── Data extract ──

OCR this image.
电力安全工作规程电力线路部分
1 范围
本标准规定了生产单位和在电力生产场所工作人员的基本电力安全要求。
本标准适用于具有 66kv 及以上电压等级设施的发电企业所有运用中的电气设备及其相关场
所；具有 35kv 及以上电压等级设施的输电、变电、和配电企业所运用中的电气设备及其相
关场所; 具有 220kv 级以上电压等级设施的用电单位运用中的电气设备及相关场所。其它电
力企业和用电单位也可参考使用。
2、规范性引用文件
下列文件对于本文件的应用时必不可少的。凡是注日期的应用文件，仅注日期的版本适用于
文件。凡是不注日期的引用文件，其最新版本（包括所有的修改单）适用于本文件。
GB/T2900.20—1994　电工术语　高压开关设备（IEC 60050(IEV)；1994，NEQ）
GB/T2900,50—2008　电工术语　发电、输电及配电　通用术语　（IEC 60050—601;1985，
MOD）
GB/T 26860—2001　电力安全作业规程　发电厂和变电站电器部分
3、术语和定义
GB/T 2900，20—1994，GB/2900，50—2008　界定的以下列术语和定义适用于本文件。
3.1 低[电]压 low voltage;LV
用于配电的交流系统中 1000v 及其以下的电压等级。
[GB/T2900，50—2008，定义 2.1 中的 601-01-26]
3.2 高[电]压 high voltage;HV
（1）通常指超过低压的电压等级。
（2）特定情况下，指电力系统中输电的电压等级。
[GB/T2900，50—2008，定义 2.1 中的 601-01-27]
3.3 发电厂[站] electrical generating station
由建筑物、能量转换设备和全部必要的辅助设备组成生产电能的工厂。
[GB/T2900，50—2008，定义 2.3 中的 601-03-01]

───

The whole listing above needs to be written out again exactly.

Response:
OCR this image.
电力安全工作规程电力线路部分
1 范围
本标准规定了生产单位和在电力生产场所工作人员的基本电力安全要求。
本标准适用于具有 66kv 及以上电压等级设施的发电企业所有运用中的电气设备及其相关场
所；具有 35kv 及以上电压等级设施的输电、变电、和配电企业所运用中的电气设备及其相
关场所; 具有 220kv 级以上电压等级设施的用电单位运用中的电气设备及相关场所。其它电
力企业和用电单位也可参考使用。
2、规范性引用文件
下列文件对于本文件的应用时必不可少的。凡是注日期的应用文件，仅注日期的版本适用于
文件。凡是不注日期的引用文件，其最新版本（包括所有的修改单）适用于本文件。
GB/T2900.20—1994　电工术语　高压开关设备（IEC 60050(IEV)；1994，NEQ）
GB/T2900,50—2008　电工术语　发电、输电及配电　通用术语　（IEC 60050—601;1985，
MOD）
GB/T 26860—2001　电力安全作业规程　发电厂和变电站电器部分
3、术语和定义
GB/T 2900，20—1994，GB/2900，50—2008　界定的以下列术语和定义适用于本文件。
3.1 低[电]压 low voltage;LV
用于配电的交流系统中 1000v 及其以下的电压等级。
[GB/T2900，50—2008，定义 2.1 中的 601-01-26]
3.2 高[电]压 high voltage;HV
（1）通常指超过低压的电压等级。
（2）特定情况下，指电力系统中输电的电压等级。
[GB/T2900，50—2008，定义 2.1 中的 601-01-27]
3.3 发电厂[站] electrical generating station
由建筑物、能量转换设备和全部必要的辅助设备组成生产电能的工厂。
[GB/T2900，50—2008，定义 2.3 中的 601-03-01]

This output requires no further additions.